Exercise task:
Your task is to extract every entry that follows word for word while excluding the pictures.

Extracted records:
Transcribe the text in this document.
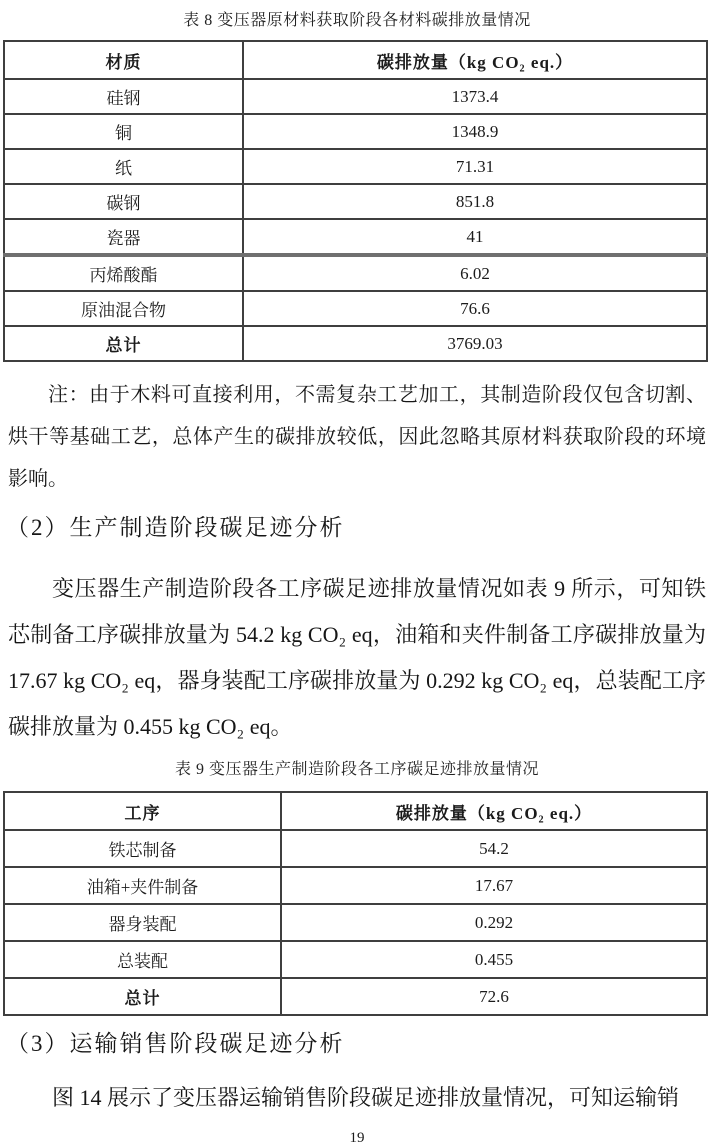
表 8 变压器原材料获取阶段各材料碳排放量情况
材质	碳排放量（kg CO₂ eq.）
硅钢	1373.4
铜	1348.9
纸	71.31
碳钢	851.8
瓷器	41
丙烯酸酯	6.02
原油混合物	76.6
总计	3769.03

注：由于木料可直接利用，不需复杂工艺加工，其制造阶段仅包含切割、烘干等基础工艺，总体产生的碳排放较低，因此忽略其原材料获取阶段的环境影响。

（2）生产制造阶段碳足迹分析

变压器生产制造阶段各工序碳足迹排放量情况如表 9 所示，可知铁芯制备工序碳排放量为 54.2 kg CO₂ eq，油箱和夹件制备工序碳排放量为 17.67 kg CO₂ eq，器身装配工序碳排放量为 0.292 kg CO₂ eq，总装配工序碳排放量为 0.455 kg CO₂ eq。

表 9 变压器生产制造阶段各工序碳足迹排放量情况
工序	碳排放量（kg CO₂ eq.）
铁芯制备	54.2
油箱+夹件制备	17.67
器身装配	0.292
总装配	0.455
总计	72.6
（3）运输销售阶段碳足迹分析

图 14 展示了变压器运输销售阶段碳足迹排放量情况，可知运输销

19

Response for this exercise:
Transcribe the text in this document.
表 8 变压器原材料获取阶段各材料碳排放量情况
材质	碳排放量（kg CO₂ eq.）
硅钢	1373.4
铜	1348.9
纸	71.31
碳钢	851.8
瓷器	41
丙烯酸酯	6.02
原油混合物	76.6
总计	3769.03

注：由于木料可直接利用，不需复杂工艺加工，其制造阶段仅包含切割、烘干等基础工艺，总体产生的碳排放较低，因此忽略其原材料获取阶段的环境影响。

（2）生产制造阶段碳足迹分析

变压器生产制造阶段各工序碳足迹排放量情况如表 9 所示，可知铁芯制备工序碳排放量为 54.2 kg CO₂ eq，油箱和夹件制备工序碳排放量为 17.67 kg CO₂ eq，器身装配工序碳排放量为 0.292 kg CO₂ eq，总装配工序碳排放量为 0.455 kg CO₂ eq。

表 9 变压器生产制造阶段各工序碳足迹排放量情况
工序	碳排放量（kg CO₂ eq.）
铁芯制备	54.2
油箱+夹件制备	17.67
器身装配	0.292
总装配	0.455
总计	72.6
（3）运输销售阶段碳足迹分析

图 14 展示了变压器运输销售阶段碳足迹排放量情况，可知运输销

19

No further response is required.